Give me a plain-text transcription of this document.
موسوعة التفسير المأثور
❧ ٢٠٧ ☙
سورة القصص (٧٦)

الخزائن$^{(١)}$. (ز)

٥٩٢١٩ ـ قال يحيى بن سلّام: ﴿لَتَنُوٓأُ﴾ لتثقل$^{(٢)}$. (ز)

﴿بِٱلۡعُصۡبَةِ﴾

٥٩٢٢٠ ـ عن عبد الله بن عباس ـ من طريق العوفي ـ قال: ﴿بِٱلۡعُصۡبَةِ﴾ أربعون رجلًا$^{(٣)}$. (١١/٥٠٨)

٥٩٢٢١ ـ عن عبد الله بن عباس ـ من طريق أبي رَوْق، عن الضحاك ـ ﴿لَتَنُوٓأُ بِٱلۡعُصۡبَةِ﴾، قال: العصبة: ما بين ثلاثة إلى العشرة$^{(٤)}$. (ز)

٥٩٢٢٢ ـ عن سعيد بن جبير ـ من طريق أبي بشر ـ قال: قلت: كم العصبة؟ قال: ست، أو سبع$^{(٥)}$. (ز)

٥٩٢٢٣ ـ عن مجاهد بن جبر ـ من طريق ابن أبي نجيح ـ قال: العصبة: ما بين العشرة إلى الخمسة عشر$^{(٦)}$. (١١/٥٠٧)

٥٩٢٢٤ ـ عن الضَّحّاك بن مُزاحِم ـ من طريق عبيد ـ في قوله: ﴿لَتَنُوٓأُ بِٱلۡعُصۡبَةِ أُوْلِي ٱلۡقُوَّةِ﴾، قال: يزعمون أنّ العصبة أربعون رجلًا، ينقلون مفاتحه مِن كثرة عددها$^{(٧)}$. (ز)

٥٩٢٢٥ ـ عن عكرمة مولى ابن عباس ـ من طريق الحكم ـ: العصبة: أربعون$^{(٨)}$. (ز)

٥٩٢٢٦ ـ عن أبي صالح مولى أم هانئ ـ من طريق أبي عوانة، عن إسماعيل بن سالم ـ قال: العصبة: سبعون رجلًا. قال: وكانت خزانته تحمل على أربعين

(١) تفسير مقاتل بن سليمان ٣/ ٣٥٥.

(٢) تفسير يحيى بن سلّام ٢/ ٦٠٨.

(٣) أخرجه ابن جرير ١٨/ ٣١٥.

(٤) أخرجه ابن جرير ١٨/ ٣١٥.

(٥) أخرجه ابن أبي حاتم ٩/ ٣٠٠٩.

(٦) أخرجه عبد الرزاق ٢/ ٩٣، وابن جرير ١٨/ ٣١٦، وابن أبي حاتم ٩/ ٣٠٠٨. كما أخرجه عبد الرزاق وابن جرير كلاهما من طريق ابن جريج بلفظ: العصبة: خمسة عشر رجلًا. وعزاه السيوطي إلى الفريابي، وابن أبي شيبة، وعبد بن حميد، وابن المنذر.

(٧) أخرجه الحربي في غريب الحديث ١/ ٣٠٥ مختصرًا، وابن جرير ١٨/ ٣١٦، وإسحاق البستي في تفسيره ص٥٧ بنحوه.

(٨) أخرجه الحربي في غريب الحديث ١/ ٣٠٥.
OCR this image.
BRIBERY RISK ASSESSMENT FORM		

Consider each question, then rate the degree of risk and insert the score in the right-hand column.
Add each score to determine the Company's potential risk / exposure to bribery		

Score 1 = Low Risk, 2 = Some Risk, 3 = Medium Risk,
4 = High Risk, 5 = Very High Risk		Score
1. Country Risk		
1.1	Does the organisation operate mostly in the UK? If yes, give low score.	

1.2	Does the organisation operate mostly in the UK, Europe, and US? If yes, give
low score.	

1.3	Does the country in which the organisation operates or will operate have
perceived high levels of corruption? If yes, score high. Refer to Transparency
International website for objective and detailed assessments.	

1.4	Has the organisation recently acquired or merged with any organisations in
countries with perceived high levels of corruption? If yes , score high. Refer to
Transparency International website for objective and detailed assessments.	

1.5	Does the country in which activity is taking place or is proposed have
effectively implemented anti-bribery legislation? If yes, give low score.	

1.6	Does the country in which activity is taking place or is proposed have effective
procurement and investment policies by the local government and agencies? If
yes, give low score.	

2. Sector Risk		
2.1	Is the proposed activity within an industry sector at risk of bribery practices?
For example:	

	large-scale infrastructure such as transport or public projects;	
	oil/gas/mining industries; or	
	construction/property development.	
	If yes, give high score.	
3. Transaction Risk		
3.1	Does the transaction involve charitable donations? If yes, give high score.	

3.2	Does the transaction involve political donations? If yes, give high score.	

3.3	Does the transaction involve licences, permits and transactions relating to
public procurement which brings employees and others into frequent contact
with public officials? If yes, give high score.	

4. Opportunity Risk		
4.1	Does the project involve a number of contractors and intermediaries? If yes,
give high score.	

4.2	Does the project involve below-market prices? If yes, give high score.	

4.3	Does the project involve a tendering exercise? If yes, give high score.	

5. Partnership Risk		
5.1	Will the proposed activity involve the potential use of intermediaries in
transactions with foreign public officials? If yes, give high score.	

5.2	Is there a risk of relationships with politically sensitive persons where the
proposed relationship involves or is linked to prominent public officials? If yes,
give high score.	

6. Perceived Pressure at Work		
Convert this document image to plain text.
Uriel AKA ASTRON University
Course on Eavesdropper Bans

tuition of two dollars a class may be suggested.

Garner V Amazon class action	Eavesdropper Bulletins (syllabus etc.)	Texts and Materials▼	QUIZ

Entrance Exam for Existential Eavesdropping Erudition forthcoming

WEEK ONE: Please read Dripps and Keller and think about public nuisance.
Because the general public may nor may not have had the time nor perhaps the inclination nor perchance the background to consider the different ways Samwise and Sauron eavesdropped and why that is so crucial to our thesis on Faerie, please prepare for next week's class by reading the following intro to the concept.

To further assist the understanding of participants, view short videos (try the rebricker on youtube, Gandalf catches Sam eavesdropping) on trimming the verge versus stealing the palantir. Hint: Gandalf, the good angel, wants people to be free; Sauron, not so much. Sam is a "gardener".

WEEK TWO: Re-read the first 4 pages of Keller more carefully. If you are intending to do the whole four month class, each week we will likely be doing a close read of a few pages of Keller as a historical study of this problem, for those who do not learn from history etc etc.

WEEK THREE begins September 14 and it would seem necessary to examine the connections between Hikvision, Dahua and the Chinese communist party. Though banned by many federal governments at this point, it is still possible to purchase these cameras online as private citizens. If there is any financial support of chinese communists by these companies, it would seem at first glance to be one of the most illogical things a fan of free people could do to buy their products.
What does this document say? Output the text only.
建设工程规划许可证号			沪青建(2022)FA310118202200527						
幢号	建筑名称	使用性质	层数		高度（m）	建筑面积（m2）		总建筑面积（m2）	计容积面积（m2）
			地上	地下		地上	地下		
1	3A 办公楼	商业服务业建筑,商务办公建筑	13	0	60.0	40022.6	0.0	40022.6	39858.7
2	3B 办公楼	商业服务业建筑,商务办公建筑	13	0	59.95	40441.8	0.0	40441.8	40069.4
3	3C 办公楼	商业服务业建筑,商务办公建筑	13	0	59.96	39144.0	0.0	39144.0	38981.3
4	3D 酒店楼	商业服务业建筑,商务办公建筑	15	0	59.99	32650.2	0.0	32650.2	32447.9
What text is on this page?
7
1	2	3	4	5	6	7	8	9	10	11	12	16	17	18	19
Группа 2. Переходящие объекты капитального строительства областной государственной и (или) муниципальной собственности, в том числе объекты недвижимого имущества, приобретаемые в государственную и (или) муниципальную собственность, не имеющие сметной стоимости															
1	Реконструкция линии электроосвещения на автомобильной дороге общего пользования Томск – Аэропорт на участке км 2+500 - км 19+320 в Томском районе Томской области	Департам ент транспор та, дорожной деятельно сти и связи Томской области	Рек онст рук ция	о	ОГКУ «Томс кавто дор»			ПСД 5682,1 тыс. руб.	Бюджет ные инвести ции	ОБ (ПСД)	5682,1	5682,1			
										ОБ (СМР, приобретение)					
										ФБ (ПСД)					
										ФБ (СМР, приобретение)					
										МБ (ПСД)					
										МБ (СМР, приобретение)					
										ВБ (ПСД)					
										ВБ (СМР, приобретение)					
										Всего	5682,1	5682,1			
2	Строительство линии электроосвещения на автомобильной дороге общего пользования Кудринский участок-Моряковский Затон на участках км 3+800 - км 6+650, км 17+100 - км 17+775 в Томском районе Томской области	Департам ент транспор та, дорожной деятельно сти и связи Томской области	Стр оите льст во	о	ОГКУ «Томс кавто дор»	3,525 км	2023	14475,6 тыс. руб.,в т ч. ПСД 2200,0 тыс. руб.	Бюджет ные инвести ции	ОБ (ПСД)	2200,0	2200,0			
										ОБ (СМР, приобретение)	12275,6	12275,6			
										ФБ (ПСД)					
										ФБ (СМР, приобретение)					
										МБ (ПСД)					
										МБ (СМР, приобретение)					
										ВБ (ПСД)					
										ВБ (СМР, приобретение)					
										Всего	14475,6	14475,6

################

### What you need to do:
Filter the records above for lines containing the word "objective", and copy those lines.

### Task response:
International website for objective and detailed assessments.	
Transparency International website for objective and detailed assessments.	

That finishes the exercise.